● Requirement: Copy each line holding the string "дней".

● Dataset entries:
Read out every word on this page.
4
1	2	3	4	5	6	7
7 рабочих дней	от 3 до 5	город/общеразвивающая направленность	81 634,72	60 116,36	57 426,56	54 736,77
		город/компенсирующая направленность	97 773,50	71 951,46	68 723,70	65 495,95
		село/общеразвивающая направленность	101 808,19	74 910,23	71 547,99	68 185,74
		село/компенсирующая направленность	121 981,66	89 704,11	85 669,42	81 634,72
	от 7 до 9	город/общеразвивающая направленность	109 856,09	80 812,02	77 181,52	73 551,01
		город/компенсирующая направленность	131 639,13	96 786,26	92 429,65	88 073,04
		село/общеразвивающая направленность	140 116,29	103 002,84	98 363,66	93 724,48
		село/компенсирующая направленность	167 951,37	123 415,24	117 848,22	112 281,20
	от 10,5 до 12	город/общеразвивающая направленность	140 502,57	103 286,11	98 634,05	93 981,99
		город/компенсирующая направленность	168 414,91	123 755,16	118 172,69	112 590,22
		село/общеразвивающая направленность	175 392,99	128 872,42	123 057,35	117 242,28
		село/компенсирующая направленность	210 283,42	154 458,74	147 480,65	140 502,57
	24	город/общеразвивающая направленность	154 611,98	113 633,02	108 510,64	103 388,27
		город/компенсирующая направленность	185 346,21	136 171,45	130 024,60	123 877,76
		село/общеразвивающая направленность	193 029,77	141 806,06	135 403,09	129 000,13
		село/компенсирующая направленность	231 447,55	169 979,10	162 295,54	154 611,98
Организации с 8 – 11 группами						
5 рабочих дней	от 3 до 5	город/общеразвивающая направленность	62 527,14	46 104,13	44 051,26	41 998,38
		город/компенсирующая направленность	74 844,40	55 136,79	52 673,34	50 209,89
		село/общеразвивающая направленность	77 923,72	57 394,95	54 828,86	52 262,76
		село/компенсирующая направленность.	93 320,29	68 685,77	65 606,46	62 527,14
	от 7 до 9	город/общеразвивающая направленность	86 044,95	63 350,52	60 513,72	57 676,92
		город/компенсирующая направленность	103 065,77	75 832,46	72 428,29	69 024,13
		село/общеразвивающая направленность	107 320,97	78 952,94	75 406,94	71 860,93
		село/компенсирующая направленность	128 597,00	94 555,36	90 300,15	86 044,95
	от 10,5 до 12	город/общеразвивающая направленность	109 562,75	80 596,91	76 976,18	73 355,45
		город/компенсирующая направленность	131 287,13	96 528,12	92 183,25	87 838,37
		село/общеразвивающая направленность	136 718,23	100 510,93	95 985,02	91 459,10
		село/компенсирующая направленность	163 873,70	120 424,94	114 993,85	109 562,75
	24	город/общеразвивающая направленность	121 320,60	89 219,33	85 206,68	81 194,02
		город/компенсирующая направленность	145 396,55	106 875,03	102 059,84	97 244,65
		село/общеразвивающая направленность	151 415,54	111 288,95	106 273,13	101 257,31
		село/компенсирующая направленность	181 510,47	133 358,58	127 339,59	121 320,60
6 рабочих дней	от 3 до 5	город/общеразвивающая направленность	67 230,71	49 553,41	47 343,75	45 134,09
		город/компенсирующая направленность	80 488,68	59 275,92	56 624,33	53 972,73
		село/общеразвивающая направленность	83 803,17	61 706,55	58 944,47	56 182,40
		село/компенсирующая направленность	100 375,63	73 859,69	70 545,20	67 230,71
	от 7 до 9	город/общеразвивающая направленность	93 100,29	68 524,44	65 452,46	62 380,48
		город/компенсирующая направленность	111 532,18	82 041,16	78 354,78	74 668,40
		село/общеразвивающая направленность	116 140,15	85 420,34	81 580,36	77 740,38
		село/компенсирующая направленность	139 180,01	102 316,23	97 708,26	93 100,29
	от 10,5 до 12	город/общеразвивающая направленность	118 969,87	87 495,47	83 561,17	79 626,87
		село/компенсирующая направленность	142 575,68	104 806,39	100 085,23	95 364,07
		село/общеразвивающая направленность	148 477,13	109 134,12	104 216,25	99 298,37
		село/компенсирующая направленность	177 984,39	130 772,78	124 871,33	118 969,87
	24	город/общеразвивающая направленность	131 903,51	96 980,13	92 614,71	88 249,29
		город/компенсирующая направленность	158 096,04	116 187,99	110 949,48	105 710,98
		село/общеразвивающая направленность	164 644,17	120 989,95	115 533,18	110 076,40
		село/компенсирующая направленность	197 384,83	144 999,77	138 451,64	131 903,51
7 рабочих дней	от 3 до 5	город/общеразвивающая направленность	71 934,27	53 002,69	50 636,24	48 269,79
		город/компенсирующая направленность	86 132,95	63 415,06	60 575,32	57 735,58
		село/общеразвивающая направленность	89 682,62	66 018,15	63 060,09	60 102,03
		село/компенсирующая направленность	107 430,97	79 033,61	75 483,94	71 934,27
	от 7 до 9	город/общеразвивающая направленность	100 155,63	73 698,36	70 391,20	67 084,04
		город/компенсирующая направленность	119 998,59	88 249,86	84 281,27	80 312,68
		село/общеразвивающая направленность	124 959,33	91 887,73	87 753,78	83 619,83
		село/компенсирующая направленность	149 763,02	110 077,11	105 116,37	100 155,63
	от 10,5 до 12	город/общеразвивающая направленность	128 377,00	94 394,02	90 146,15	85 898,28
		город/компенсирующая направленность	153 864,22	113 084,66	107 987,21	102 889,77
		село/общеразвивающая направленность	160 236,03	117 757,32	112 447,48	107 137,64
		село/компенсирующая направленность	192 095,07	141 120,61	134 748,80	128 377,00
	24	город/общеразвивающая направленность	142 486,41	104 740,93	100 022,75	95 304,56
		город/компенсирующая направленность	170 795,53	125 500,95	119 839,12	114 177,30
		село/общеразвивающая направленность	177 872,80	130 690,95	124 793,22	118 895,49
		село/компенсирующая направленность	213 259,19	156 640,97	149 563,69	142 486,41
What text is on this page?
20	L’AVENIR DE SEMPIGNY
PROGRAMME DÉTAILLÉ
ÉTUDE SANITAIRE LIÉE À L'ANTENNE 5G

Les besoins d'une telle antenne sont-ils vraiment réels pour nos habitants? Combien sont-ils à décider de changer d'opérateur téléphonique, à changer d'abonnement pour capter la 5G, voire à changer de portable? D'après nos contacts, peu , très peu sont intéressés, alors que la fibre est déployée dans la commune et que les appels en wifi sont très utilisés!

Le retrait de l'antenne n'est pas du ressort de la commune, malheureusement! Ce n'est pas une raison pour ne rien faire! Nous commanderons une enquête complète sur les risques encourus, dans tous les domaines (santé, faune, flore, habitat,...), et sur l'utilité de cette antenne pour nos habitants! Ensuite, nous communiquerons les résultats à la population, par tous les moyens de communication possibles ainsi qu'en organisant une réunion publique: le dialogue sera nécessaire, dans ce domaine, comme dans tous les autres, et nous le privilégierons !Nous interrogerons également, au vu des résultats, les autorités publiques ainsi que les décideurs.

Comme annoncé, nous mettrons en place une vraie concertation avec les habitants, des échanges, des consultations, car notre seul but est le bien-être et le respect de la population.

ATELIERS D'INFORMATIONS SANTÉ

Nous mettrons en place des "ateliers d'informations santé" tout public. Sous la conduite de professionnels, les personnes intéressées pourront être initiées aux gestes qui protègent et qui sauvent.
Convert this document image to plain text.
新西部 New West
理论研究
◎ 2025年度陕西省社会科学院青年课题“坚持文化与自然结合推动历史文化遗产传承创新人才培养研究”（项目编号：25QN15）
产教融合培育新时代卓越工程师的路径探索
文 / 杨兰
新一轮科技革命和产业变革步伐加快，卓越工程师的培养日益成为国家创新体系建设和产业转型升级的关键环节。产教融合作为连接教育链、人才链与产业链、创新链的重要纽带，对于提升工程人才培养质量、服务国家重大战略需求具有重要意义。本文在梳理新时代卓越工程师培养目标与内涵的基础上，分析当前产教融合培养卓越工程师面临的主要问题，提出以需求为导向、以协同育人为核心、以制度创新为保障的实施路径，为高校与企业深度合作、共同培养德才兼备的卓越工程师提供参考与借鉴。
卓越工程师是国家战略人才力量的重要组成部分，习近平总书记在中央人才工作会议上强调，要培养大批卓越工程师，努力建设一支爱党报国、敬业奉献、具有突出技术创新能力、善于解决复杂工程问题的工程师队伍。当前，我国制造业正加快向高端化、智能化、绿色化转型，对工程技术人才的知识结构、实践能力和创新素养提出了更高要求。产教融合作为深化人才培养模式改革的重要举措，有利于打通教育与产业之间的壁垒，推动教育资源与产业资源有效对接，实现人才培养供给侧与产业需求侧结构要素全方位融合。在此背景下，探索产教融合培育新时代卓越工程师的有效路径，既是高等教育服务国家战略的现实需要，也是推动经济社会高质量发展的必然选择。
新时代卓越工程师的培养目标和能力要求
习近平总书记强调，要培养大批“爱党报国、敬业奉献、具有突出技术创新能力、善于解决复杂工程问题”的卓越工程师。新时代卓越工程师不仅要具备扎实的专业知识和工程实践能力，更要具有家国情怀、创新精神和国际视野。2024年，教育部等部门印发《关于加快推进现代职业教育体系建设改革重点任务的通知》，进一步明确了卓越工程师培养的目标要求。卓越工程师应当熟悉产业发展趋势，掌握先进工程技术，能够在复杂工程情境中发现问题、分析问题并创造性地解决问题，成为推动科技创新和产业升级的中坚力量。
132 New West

● Answer below:
7 рабочих дней	от 3 до 5	город/общеразвивающая направленность	81 634,72	60 116,36	57 426,56	54 736,77
5 рабочих дней	от 3 до 5	город/общеразвивающая направленность	62 527,14	46 104,13	44 051,26	41 998,38
6 рабочих дней	от 3 до 5	город/общеразвивающая направленность	67 230,71	49 553,41	47 343,75	45 134,09
7 рабочих дней	от 3 до 5	город/общеразвивающая направленность	71 934,27	53 002,69	50 636,24	48 269,79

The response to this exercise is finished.